TEXT EXCERPT:
▶

To illustrate, in most years our second half operating results are fairly consistent with the first half of the year. Clearly that was not the case in fiscal 2009. Through the first half of the year, our revenues were up 21% over the prior year and our earnings were up over 34%. That completely reversed itself, however, in the second half, with revenues being down 11% and earnings being down 37% versus the first half. Now, that second half performance was in line, however, with our guidance in connection with our third quarter earnings call that we held in early April.
Another point, relative to foreign currency exchange rates, principally with respect to the Canadian dollar, currency exchange rates had an unfavorable effect on revenue of $4.5 million in the quarter and on operating income by about $400,000 in the quarter. For the full year, the unfavorable effect on revenue of exchange rate differences was $19 million and on operating profit was $2.2 million.
And finally, with respect to our effective tax rate, in the third and fourth quarters we benefited from a reduction -- from a reduced tax provision as a result of the recognition of R&D and HR-related tax credits totaling about $800,000. This caused our tax provision for the year to be 37% of pre-tax income. Just pointing out to you that we expect this tax rate to return to a more normal rate of about 39% in fiscal 2010.
Now, with respect to our balance sheet and cash flows, CapEx for the year was $16.4 million. That's down from $25.6 million last year. Depreciation and amortization for the year was $11.7 million, and non-cash compensation costs, or FAS 123R expense, was $4.6 million. So, our total adjusted EBITDA for the year was $57.7 million.
At the end of the year, our net debt, that is, total debt less cash, was $68.9 million. That's a reduction of $28 million in the course of the year.
In the midst of this economic -- this current economic recession, we continue to be pleased with the financial position that we're in. As of the end of the year, we had about $68 million of unused capacity under our credit facilities, which, again, as a reminder, do not mature until 2012.
And so, with that, Phil, I'll turn it back to you.
Phil Hawk - Chairman and CEO
Thanks, Ted. I have a number of observations and comments to add to Ted's remarks. Team is very strong and healthy financially. Despite the worst economic environment since the Great Depression, Team posted the second best earnings results in the Company's history. EBIT margin as a percentage of revenues was about 8%, down slightly from the preceding year but still very healthy. Reflecting the attractive, low-asset intensity nature of our business, after-tax return on equity was more than 17%. And our balance sheet has never been stronger.
Of course, as Ted reported, the full-year results reflect a tale of two very different half-years. Following approximately 40 consecutive quarters of revenue growth, Team's total revenues declined in each of the past two quarters. This reversal of performance trajectory raises many questions. Let me ask and answer a number of them here.
Has the demand for Team's services fundamentally changed? If yes, what is the new demand paradigm? If no, when can we expect a return to normal? As we have discussed in previous calls, approximately 85% of the demand for our services is directly related to the maintenance of existing pressurized piping systems and related equipment. The fundamental driver is the natural deterioration of piping systems that occur during operation due to the hydraulic, thermal and corrosive forces at work. As long as these facilities are operating, they will continue to deteriorate and will continue to require maintenance services.

◀

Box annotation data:

▶

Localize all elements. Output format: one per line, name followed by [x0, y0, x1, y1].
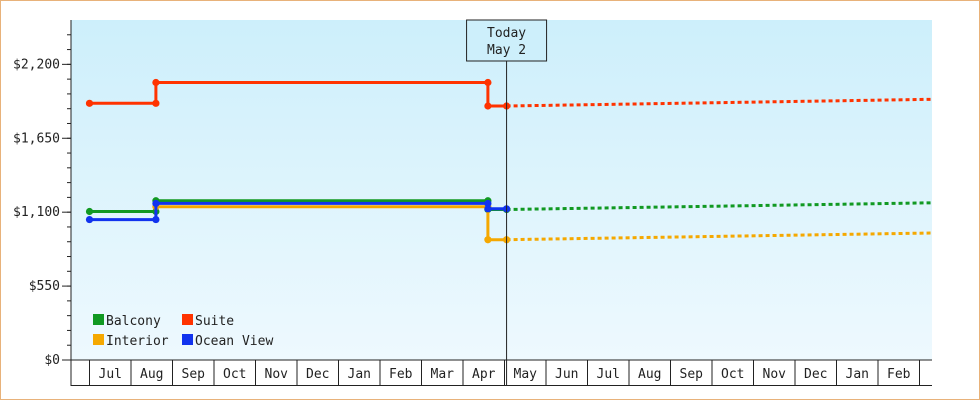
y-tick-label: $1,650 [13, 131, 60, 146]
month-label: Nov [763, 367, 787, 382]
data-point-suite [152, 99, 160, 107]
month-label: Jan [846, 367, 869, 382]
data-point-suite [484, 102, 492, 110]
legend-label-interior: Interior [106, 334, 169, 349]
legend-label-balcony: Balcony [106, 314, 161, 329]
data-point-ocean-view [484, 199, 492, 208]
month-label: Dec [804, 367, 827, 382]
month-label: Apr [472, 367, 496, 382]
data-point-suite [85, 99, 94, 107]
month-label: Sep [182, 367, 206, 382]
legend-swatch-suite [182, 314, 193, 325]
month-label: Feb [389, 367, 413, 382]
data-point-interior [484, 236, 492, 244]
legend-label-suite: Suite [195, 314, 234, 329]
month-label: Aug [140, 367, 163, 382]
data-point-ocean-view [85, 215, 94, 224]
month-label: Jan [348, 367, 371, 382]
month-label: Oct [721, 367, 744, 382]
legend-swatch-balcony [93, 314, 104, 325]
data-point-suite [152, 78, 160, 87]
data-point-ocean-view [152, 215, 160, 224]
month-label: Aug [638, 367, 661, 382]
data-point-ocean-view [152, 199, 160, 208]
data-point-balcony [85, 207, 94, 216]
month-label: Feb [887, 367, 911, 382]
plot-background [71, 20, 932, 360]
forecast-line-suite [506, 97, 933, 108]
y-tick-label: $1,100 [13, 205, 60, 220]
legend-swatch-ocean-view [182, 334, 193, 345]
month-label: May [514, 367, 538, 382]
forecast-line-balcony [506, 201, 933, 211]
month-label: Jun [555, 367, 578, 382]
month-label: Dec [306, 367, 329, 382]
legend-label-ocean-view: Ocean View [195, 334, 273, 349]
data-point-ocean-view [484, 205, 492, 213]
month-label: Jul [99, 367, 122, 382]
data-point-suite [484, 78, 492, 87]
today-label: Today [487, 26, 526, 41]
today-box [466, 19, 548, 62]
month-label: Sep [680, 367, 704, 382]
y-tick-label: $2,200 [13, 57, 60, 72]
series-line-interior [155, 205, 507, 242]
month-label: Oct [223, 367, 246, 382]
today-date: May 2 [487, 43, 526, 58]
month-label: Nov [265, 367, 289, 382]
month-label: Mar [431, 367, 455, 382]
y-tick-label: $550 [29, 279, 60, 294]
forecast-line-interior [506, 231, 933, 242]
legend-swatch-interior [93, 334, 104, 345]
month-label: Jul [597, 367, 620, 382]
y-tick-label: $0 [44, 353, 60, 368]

◀
▶

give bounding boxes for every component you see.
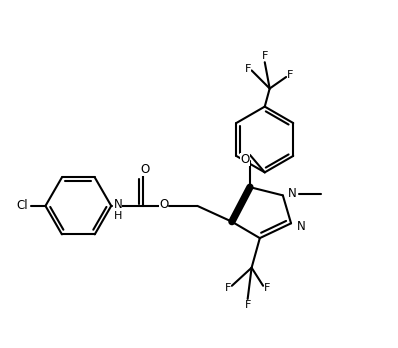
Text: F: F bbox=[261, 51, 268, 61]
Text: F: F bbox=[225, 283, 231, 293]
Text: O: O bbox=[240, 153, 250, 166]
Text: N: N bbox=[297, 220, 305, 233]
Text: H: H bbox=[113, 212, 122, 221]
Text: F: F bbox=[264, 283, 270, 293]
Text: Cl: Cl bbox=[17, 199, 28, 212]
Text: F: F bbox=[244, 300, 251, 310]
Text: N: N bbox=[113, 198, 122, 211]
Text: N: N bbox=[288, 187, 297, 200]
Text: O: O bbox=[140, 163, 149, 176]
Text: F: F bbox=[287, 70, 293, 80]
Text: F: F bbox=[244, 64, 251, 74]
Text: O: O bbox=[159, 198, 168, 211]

◀

CHALLENGES:
1 – Answer these questions from the earnings call transcript:
(a) What was CapEx for the year, and what was it last year?
(b) How much unused capacity under the credit facilities did the company have at the end of the year?
(c) About what share of demand for Team's services is directly related to maintaining existing pressurized piping systems and related equipment?
2 – Please pick up the earnings call transcript after its final sentence and carry the CEO's remarks forward.

EXPECTED OUTPUTS:
1 –
(a) $16.4 million, down from $25.6 million last year.
(b) About $68 million.
(c) Approximately 85%.

2 –
The remaining approximately 15% of the demand for our services is related to the development and installation of new facilities or expanded capabilities within existing facilities. This project-related demand is expected to fluctuate with the economic cycle based on industry expansion plans.
So, how is current demand tracking relative to this general understanding? Overall, demand is lower than we would have expected. What we are seeing is an approximately 10% to 15% decline in spending for maintenance services at existing facilities. While perhaps a small portion of this is due to idled plants, we believe the bulk of this decline is simply due to deferrals and minimization of near-term maintenance spending as our customers struggle to adapt to their very weak overall market environments.
For customers within several industries that we serve, demand declines and profit margin declines of 50% and more have not been uncommon. These are extraordinarily tough times for many customers.
This then leads to the next related question. Is this a temporary condition or the new normal? We believe it is the former, a temporary condition. To argue otherwise implies that one of two scenarios is happening. One, that we should expect a large-scale closure of existing facilities in North America, or two, that our customers have been overspending on plant maintenance for the past 50 years. Neither of these scenarios is likely, in my mind.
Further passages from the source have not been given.